WHAT YOU NEED TO DO:
Print the entries below word for word; the pictures stay out of your copy.

■ ■ ■ ■ ■

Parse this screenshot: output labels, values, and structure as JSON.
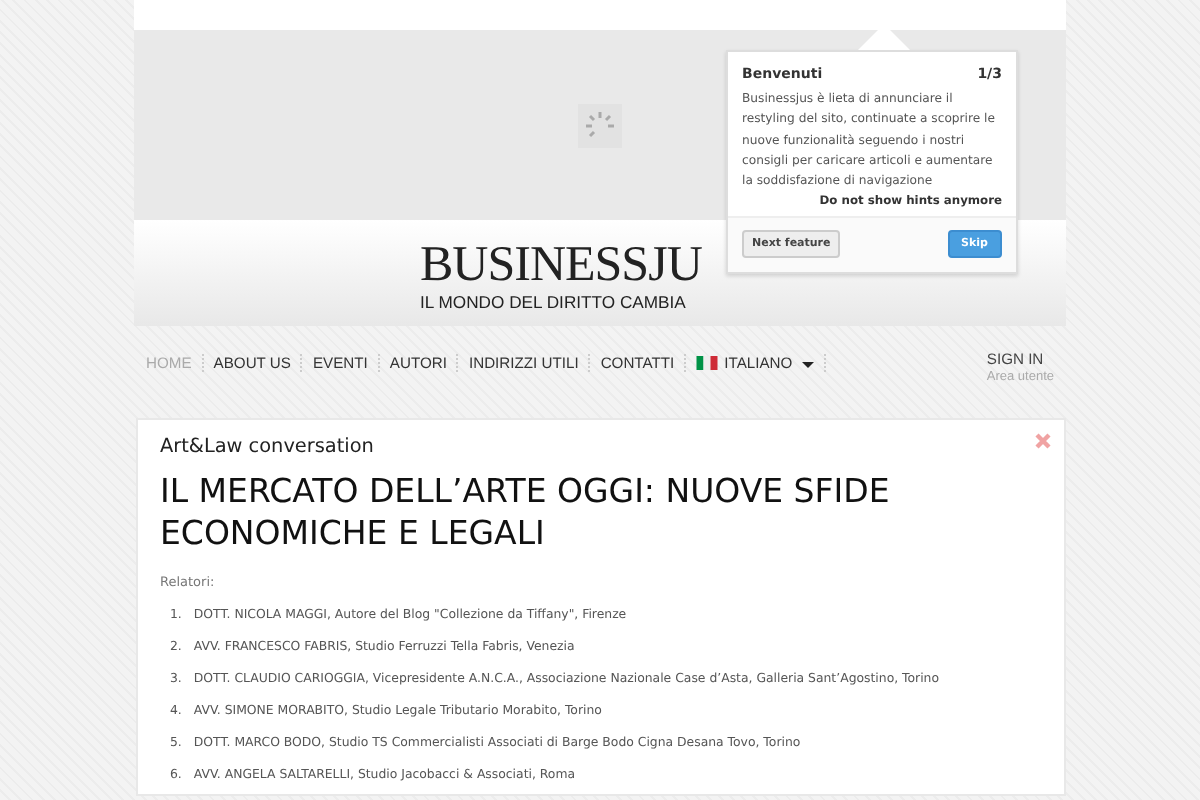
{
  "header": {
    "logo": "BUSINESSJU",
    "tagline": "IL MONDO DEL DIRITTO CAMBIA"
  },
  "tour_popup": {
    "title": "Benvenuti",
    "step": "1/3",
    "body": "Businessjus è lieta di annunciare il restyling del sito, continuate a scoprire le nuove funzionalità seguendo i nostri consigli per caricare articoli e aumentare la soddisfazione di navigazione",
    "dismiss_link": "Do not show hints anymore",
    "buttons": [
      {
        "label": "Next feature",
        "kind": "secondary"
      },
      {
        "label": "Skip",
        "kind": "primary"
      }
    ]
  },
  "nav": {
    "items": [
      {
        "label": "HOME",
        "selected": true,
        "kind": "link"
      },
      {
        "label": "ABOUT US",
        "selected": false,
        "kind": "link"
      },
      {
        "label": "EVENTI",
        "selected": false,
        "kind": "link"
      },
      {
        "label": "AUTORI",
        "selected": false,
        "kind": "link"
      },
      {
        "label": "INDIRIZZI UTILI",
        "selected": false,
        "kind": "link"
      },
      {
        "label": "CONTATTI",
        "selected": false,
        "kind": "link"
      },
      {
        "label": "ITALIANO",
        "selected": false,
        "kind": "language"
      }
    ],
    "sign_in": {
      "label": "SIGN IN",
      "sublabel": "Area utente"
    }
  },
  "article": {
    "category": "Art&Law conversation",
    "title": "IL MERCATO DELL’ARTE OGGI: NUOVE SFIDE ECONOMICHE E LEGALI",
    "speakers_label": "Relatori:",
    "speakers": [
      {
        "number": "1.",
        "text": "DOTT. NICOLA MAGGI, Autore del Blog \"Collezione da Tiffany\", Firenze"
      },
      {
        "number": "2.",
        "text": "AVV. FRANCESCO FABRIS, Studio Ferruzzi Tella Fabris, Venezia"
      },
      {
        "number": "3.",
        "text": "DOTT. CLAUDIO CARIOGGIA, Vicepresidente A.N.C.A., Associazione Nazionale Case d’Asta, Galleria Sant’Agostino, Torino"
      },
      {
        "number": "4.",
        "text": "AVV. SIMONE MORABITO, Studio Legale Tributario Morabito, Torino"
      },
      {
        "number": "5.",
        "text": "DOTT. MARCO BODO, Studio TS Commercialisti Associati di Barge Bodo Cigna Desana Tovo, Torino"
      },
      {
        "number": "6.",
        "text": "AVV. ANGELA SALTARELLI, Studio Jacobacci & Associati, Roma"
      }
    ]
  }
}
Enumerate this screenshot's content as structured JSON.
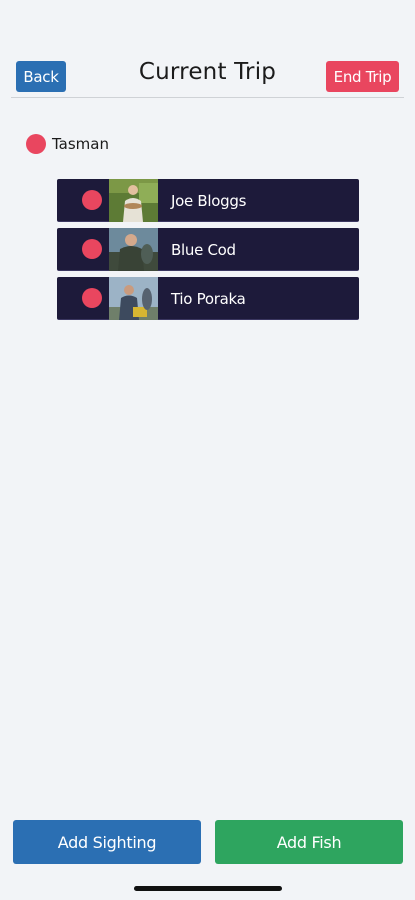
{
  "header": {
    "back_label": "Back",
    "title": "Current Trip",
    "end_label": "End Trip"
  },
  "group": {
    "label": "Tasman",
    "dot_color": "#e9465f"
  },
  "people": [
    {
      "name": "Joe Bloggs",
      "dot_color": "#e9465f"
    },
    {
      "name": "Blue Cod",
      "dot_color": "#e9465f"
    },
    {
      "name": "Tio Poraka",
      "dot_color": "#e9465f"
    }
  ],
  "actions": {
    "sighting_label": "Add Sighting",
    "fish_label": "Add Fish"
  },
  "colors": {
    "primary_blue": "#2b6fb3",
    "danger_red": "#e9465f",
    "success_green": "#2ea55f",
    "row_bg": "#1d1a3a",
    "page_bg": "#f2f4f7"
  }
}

■ ■ ■ ■ ■

EXERCISE RESPONSE:
Parse this screenshot: output labels, values, and structure as JSON.
{
  "header": {
    "logo": "BUSINESSJU",
    "tagline": "IL MONDO DEL DIRITTO CAMBIA"
  },
  "tour_popup": {
    "title": "Benvenuti",
    "step": "1/3",
    "body": "Businessjus è lieta di annunciare il restyling del sito, continuate a scoprire le nuove funzionalità seguendo i nostri consigli per caricare articoli e aumentare la soddisfazione di navigazione",
    "dismiss_link": "Do not show hints anymore",
    "buttons": [
      {
        "label": "Next feature",
        "kind": "secondary"
      },
      {
        "label": "Skip",
        "kind": "primary"
      }
    ]
  },
  "nav": {
    "items": [
      {
        "label": "HOME",
        "selected": true,
        "kind": "link"
      },
      {
        "label": "ABOUT US",
        "selected": false,
        "kind": "link"
      },
      {
        "label": "EVENTI",
        "selected": false,
        "kind": "link"
      },
      {
        "label": "AUTORI",
        "selected": false,
        "kind": "link"
      },
      {
        "label": "INDIRIZZI UTILI",
        "selected": false,
        "kind": "link"
      },
      {
        "label": "CONTATTI",
        "selected": false,
        "kind": "link"
      },
      {
        "label": "ITALIANO",
        "selected": false,
        "kind": "language"
      }
    ],
    "sign_in": {
      "label": "SIGN IN",
      "sublabel": "Area utente"
    }
  },
  "article": {
    "category": "Art&Law conversation",
    "title": "IL MERCATO DELL’ARTE OGGI: NUOVE SFIDE ECONOMICHE E LEGALI",
    "speakers_label": "Relatori:",
    "speakers": [
      {
        "number": "1.",
        "text": "DOTT. NICOLA MAGGI, Autore del Blog \"Collezione da Tiffany\", Firenze"
      },
      {
        "number": "2.",
        "text": "AVV. FRANCESCO FABRIS, Studio Ferruzzi Tella Fabris, Venezia"
      },
      {
        "number": "3.",
        "text": "DOTT. CLAUDIO CARIOGGIA, Vicepresidente A.N.C.A., Associazione Nazionale Case d’Asta, Galleria Sant’Agostino, Torino"
      },
      {
        "number": "4.",
        "text": "AVV. SIMONE MORABITO, Studio Legale Tributario Morabito, Torino"
      },
      {
        "number": "5.",
        "text": "DOTT. MARCO BODO, Studio TS Commercialisti Associati di Barge Bodo Cigna Desana Tovo, Torino"
      },
      {
        "number": "6.",
        "text": "AVV. ANGELA SALTARELLI, Studio Jacobacci & Associati, Roma"
      }
    ]
  }
}
Enumerate this screenshot's content as structured JSON.
{
  "header": {
    "back_label": "Back",
    "title": "Current Trip",
    "end_label": "End Trip"
  },
  "group": {
    "label": "Tasman",
    "dot_color": "#e9465f"
  },
  "people": [
    {
      "name": "Joe Bloggs",
      "dot_color": "#e9465f"
    },
    {
      "name": "Blue Cod",
      "dot_color": "#e9465f"
    },
    {
      "name": "Tio Poraka",
      "dot_color": "#e9465f"
    }
  ],
  "actions": {
    "sighting_label": "Add Sighting",
    "fish_label": "Add Fish"
  },
  "colors": {
    "primary_blue": "#2b6fb3",
    "danger_red": "#e9465f",
    "success_green": "#2ea55f",
    "row_bg": "#1d1a3a",
    "page_bg": "#f2f4f7"
  }
}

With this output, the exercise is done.